***** GIVEN RECORDS *****

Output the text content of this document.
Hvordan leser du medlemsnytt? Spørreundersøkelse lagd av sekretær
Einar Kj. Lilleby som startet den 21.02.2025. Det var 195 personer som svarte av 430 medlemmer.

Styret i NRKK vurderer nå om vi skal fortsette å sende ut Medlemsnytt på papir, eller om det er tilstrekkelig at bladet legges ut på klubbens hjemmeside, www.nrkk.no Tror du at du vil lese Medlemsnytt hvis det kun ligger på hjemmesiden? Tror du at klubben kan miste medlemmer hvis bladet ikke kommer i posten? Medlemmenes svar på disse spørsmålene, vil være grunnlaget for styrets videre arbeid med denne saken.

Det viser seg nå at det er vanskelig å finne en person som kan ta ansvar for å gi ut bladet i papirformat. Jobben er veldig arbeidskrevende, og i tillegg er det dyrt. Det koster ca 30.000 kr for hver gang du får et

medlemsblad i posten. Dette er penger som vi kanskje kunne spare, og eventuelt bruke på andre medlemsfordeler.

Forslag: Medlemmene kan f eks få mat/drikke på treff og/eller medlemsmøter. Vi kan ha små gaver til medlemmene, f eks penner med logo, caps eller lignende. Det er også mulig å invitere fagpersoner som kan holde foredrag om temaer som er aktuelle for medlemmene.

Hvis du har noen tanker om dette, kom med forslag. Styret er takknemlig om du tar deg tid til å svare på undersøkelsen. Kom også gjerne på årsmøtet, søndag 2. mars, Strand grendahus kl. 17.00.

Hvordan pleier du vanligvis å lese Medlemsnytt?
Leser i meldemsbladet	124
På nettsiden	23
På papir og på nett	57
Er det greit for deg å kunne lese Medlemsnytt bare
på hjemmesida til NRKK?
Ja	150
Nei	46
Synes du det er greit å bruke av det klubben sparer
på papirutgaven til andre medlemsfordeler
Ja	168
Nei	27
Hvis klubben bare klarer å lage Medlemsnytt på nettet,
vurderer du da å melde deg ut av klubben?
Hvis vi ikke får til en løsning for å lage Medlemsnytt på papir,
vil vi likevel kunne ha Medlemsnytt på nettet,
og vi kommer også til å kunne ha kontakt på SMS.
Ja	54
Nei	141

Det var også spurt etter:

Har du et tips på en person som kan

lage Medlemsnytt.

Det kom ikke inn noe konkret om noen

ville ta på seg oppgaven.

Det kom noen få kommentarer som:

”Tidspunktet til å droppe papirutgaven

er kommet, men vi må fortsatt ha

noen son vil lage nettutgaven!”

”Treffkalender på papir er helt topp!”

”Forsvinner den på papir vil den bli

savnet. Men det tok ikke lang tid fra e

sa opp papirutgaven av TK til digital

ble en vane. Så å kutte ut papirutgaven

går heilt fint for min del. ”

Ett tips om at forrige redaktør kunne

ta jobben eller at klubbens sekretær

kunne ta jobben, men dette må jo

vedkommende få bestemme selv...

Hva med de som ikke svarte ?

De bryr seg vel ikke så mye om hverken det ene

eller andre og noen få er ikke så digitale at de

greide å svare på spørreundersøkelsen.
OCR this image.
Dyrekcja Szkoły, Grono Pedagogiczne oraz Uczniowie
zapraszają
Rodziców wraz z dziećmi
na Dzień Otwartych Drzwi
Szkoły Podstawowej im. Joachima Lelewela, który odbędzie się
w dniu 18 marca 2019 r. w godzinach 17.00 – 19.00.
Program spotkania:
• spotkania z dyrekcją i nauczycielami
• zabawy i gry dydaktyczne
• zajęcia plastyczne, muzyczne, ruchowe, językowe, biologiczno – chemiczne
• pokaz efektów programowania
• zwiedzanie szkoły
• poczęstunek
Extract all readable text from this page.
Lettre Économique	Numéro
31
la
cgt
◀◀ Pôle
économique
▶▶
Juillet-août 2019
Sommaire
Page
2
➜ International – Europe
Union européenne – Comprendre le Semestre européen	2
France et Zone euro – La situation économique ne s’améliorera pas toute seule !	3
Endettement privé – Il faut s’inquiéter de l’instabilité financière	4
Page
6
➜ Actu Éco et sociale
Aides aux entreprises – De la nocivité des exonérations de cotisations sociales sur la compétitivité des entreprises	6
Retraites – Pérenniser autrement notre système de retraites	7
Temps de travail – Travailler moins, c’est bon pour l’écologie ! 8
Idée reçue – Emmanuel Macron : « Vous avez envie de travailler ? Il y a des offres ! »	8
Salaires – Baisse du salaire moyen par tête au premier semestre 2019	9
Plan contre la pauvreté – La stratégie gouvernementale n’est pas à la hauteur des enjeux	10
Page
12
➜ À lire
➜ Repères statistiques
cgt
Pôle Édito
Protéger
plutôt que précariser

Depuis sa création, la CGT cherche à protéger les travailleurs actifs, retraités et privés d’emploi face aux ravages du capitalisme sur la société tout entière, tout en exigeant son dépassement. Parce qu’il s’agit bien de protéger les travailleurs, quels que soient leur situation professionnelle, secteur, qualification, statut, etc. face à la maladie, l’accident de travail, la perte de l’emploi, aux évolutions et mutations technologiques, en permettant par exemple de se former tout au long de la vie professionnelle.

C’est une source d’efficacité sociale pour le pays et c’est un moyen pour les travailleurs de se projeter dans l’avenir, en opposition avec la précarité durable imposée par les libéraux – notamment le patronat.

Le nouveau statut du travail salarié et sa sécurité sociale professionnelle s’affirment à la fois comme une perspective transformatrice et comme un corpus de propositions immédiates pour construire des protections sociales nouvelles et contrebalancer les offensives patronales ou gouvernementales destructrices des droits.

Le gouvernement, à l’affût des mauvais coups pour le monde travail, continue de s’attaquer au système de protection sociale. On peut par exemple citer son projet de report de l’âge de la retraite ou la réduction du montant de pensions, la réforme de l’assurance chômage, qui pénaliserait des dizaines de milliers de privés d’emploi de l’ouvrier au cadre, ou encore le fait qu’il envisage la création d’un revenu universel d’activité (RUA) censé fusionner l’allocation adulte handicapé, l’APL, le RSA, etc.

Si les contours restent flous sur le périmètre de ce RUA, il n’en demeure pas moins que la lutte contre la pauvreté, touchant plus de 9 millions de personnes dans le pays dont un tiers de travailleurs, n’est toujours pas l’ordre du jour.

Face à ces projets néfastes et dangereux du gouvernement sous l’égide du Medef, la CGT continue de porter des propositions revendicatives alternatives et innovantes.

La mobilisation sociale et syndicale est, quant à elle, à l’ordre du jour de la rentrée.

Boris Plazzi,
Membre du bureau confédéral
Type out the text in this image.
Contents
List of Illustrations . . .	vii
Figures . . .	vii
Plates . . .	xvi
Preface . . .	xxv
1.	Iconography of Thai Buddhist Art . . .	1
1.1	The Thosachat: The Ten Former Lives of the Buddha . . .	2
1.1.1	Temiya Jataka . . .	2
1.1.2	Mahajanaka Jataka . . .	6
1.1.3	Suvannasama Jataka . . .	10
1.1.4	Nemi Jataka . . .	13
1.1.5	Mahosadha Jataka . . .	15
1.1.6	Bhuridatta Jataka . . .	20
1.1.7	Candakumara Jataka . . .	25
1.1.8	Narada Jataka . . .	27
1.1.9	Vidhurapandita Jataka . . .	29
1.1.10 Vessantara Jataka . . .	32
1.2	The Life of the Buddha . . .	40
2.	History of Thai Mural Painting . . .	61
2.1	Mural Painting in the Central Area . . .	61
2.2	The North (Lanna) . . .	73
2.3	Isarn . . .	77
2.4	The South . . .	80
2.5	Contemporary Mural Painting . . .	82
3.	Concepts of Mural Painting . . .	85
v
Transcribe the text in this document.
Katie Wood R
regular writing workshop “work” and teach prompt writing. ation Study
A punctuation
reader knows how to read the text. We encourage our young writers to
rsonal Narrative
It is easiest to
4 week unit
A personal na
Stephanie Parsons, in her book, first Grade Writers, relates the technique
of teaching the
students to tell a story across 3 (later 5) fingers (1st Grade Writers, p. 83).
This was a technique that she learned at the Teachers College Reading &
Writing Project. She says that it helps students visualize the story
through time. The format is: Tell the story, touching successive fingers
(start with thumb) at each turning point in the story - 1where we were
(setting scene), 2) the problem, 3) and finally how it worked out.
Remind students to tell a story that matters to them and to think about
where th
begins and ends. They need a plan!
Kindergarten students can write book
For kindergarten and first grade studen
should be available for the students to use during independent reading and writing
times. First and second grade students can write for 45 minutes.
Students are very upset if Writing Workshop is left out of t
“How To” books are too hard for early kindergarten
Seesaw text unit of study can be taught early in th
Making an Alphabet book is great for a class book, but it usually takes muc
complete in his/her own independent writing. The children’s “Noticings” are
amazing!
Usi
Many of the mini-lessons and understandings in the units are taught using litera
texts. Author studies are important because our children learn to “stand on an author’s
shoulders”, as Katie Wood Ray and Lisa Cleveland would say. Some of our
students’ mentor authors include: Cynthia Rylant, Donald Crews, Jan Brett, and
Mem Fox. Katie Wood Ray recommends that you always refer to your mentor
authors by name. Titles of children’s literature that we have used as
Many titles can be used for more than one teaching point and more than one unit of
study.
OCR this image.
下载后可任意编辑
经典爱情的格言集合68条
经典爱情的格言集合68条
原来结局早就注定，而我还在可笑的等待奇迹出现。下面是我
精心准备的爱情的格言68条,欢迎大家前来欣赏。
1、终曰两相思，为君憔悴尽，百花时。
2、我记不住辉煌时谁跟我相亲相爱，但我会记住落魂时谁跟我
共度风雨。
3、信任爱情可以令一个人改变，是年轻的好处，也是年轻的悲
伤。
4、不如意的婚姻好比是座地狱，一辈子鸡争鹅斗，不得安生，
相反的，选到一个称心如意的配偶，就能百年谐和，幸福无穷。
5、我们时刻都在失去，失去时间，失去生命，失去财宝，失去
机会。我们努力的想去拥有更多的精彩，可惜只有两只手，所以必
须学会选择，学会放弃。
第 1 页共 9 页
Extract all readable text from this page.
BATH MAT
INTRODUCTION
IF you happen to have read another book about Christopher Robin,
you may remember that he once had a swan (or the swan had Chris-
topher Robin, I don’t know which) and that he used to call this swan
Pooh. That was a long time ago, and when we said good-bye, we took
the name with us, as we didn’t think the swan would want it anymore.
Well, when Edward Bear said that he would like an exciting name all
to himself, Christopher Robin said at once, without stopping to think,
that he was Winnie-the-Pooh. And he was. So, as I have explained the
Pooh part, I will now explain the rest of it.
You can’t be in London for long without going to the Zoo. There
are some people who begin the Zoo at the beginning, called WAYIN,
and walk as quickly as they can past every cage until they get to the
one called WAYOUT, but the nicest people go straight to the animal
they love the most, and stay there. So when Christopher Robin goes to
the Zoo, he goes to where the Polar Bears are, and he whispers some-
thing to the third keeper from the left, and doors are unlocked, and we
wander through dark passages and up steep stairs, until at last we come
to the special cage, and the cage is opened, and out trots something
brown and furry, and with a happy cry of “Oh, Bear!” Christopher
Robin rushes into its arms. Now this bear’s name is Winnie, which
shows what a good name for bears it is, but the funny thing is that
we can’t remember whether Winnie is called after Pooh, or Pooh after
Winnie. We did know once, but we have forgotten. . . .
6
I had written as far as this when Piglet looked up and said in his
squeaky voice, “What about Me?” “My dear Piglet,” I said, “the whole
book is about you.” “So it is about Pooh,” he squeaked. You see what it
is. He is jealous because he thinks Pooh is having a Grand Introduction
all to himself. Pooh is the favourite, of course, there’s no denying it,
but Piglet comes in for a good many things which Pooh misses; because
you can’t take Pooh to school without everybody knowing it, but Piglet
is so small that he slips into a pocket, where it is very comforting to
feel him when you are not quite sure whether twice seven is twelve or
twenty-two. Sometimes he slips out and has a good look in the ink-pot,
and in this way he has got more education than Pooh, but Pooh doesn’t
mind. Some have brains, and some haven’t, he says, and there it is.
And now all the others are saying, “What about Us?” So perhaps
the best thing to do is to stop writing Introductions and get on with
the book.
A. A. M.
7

*****

§ TO DO
Across the data, tally the lines containing "taught" and give back the number alone.

§ REPLY
2